_EXERCISE DETAILS:_
Find every line with "permissions" in it, then report how many there are and nothing more.

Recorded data
╭──
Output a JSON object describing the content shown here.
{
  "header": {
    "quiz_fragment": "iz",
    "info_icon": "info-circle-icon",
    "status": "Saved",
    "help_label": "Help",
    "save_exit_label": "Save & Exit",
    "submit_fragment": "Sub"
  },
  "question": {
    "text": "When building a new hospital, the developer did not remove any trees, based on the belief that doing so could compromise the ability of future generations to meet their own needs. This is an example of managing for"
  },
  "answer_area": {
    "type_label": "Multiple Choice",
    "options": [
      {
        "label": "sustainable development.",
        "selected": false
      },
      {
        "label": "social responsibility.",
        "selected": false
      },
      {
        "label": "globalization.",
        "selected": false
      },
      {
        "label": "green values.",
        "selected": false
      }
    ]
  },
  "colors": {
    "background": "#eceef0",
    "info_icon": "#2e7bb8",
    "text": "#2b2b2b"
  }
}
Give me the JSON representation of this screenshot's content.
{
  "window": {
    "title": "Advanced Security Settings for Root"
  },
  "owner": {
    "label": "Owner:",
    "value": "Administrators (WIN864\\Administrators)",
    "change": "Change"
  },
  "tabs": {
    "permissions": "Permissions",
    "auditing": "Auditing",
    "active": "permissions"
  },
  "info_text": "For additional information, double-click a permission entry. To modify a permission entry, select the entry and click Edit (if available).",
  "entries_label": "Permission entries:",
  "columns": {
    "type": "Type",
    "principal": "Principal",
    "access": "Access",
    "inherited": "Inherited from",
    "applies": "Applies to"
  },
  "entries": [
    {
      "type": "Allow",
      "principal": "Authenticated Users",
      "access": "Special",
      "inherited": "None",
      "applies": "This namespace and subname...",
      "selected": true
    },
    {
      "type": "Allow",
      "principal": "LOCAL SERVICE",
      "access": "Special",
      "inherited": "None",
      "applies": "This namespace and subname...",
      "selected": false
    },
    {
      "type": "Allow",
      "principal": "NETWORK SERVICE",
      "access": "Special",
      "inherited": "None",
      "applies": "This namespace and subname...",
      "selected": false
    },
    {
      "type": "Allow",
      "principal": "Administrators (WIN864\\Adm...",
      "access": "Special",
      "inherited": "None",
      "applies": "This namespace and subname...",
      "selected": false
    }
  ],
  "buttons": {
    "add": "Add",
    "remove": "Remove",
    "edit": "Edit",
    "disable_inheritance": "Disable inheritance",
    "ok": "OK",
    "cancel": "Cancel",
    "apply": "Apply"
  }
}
╰──
_RESULT FOR THIS TASK:_
2